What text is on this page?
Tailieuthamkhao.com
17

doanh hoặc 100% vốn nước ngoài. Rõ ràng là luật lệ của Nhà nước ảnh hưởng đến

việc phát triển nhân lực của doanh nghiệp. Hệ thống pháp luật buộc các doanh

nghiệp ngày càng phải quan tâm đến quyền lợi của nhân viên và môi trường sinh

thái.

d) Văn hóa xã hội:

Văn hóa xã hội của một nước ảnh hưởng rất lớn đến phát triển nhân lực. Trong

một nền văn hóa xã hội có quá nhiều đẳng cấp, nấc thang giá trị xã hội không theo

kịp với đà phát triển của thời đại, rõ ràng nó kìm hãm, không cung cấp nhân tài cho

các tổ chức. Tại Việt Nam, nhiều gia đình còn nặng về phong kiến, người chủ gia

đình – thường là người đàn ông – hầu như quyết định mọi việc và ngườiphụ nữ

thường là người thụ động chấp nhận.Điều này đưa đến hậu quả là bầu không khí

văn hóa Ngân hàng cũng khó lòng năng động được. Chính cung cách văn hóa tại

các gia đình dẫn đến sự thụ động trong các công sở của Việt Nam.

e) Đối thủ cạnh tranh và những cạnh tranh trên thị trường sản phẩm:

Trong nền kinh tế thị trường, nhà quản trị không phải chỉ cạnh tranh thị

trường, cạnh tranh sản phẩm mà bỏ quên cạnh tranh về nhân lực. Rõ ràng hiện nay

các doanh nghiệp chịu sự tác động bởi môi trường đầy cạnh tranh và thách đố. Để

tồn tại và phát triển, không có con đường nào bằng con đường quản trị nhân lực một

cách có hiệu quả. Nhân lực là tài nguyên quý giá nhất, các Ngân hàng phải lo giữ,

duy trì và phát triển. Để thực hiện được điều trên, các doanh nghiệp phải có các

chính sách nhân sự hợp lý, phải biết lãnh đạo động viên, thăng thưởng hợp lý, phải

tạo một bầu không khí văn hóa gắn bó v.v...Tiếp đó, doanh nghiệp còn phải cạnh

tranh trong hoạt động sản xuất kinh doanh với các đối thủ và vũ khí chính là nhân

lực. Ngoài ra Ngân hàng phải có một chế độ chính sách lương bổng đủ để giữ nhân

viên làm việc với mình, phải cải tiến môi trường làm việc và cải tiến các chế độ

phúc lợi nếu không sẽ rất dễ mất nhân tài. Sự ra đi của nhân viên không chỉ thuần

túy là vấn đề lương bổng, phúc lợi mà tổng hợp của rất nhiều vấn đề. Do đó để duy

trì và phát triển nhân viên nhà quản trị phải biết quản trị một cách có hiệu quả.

◆ TASK TO COMPLETE ◆
Take every line above carrying "quản" and return it.

◆ ANSWER TO THIS TASK ◆
Trong nền kinh tế thị trường, nhà quản trị không phải chỉ cạnh tranh thị
tồn tại và phát triển, không có con đường nào bằng con đường quản trị nhân lực một
trì và phát triển nhân viên nhà quản trị phải biết quản trị một cách có hiệu quả.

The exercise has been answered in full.